• PROBLEM DETAILS
Find each line containing the word "Loss" and report how many there are. Add nothing else.

________________

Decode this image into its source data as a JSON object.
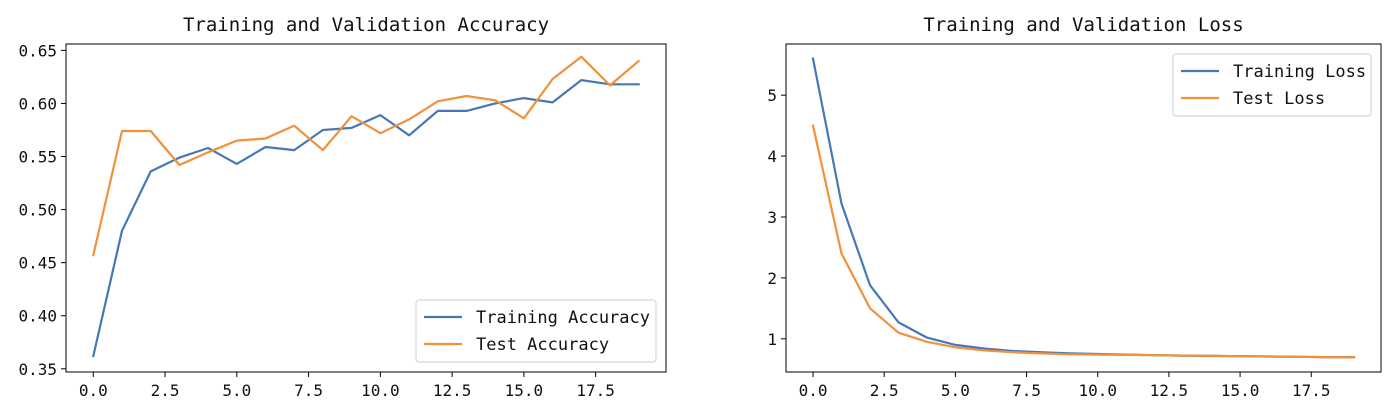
{
  "chart_data": [
    {
      "type": "line",
      "title": "Training and Validation Accuracy",
      "xlabel": "",
      "ylabel": "",
      "xlim": [
        -0.95,
        19.95
      ],
      "ylim": [
        0.347,
        0.656
      ],
      "x_ticks": [
        0.0,
        2.5,
        5.0,
        7.5,
        10.0,
        12.5,
        15.0,
        17.5
      ],
      "x_tick_labels": [
        "0.0",
        "2.5",
        "5.0",
        "7.5",
        "10.0",
        "12.5",
        "15.0",
        "17.5"
      ],
      "y_ticks": [
        0.35,
        0.4,
        0.45,
        0.5,
        0.55,
        0.6,
        0.65
      ],
      "y_tick_labels": [
        "0.35",
        "0.40",
        "0.45",
        "0.50",
        "0.55",
        "0.60",
        "0.65"
      ],
      "grid": false,
      "legend_position": "lower-right",
      "x": [
        0,
        1,
        2,
        3,
        4,
        5,
        6,
        7,
        8,
        9,
        10,
        11,
        12,
        13,
        14,
        15,
        16,
        17,
        18,
        19
      ],
      "series": [
        {
          "name": "Training Accuracy",
          "color": "#4878b4",
          "values": [
            0.362,
            0.48,
            0.536,
            0.549,
            0.558,
            0.543,
            0.559,
            0.556,
            0.575,
            0.577,
            0.589,
            0.57,
            0.593,
            0.593,
            0.6,
            0.605,
            0.601,
            0.622,
            0.618,
            0.618
          ]
        },
        {
          "name": "Test Accuracy",
          "color": "#f0913c",
          "values": [
            0.457,
            0.574,
            0.574,
            0.542,
            0.554,
            0.565,
            0.567,
            0.579,
            0.556,
            0.588,
            0.572,
            0.585,
            0.602,
            0.607,
            0.603,
            0.586,
            0.623,
            0.644,
            0.617,
            0.64
          ]
        }
      ]
    },
    {
      "type": "line",
      "title": "Training and Validation Loss",
      "xlabel": "",
      "ylabel": "",
      "xlim": [
        -0.95,
        19.95
      ],
      "ylim": [
        0.455,
        5.84
      ],
      "x_ticks": [
        0.0,
        2.5,
        5.0,
        7.5,
        10.0,
        12.5,
        15.0,
        17.5
      ],
      "x_tick_labels": [
        "0.0",
        "2.5",
        "5.0",
        "7.5",
        "10.0",
        "12.5",
        "15.0",
        "17.5"
      ],
      "y_ticks": [
        1,
        2,
        3,
        4,
        5
      ],
      "y_tick_labels": [
        "1",
        "2",
        "3",
        "4",
        "5"
      ],
      "grid": false,
      "legend_position": "upper-right",
      "x": [
        0,
        1,
        2,
        3,
        4,
        5,
        6,
        7,
        8,
        9,
        10,
        11,
        12,
        13,
        14,
        15,
        16,
        17,
        18,
        19
      ],
      "series": [
        {
          "name": "Training Loss",
          "color": "#4878b4",
          "values": [
            5.6,
            3.22,
            1.88,
            1.27,
            1.02,
            0.9,
            0.84,
            0.8,
            0.78,
            0.76,
            0.75,
            0.74,
            0.73,
            0.725,
            0.72,
            0.715,
            0.71,
            0.705,
            0.7,
            0.7
          ]
        },
        {
          "name": "Test Loss",
          "color": "#f0913c",
          "values": [
            4.5,
            2.4,
            1.5,
            1.1,
            0.95,
            0.86,
            0.81,
            0.78,
            0.76,
            0.745,
            0.74,
            0.735,
            0.73,
            0.725,
            0.72,
            0.715,
            0.71,
            0.705,
            0.7,
            0.695
          ]
        }
      ]
    }
  ]
}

________________

• WRITTEN ANSWER
3